Required work:
Write out the entries below once more, exactly.

◆ ◆ ◆ ◆

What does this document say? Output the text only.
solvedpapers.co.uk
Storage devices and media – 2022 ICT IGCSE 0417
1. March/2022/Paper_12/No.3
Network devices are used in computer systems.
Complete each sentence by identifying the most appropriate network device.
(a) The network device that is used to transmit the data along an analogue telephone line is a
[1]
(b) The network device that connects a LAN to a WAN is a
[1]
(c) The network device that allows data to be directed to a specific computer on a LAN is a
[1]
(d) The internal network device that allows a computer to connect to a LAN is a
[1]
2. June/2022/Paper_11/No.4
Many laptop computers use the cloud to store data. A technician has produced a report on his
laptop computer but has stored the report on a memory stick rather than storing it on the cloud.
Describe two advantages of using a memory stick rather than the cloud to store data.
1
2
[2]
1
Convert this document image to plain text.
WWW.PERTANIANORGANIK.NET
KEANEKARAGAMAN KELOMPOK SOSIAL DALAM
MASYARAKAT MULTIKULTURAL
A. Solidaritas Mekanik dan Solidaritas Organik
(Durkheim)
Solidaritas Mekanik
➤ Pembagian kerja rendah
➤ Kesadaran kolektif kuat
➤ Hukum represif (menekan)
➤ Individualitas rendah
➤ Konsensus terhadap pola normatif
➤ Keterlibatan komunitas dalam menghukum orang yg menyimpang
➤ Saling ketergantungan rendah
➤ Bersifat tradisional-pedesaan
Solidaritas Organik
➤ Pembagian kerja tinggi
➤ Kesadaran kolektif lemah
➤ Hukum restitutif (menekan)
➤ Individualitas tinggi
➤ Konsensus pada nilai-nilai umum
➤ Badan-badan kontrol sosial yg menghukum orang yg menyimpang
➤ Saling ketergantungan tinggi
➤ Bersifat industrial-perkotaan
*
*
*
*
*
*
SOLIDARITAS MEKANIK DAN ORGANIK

◆ ◆ ◆ ◆

Result:
What does this document say? Output the text only.
solvedpapers.co.uk
Storage devices and media – 2022 ICT IGCSE 0417
1. March/2022/Paper_12/No.3
Network devices are used in computer systems.
Complete each sentence by identifying the most appropriate network device.
(a) The network device that is used to transmit the data along an analogue telephone line is a
[1]
(b) The network device that connects a LAN to a WAN is a
[1]
(c) The network device that allows data to be directed to a specific computer on a LAN is a
[1]
(d) The internal network device that allows a computer to connect to a LAN is a
[1]
2. June/2022/Paper_11/No.4
Many laptop computers use the cloud to store data. A technician has produced a report on his
laptop computer but has stored the report on a memory stick rather than storing it on the cloud.
Describe two advantages of using a memory stick rather than the cloud to store data.
1
2
[2]
1
Convert this document image to plain text.
WWW.PERTANIANORGANIK.NET
KEANEKARAGAMAN KELOMPOK SOSIAL DALAM
MASYARAKAT MULTIKULTURAL
A. Solidaritas Mekanik dan Solidaritas Organik
(Durkheim)
Solidaritas Mekanik
➤ Pembagian kerja rendah
➤ Kesadaran kolektif kuat
➤ Hukum represif (menekan)
➤ Individualitas rendah
➤ Konsensus terhadap pola normatif
➤ Keterlibatan komunitas dalam menghukum orang yg menyimpang
➤ Saling ketergantungan rendah
➤ Bersifat tradisional-pedesaan
Solidaritas Organik
➤ Pembagian kerja tinggi
➤ Kesadaran kolektif lemah
➤ Hukum restitutif (menekan)
➤ Individualitas tinggi
➤ Konsensus pada nilai-nilai umum
➤ Badan-badan kontrol sosial yg menghukum orang yg menyimpang
➤ Saling ketergantungan tinggi
➤ Bersifat industrial-perkotaan
*
*
*
*
*
*
SOLIDARITAS MEKANIK DAN ORGANIK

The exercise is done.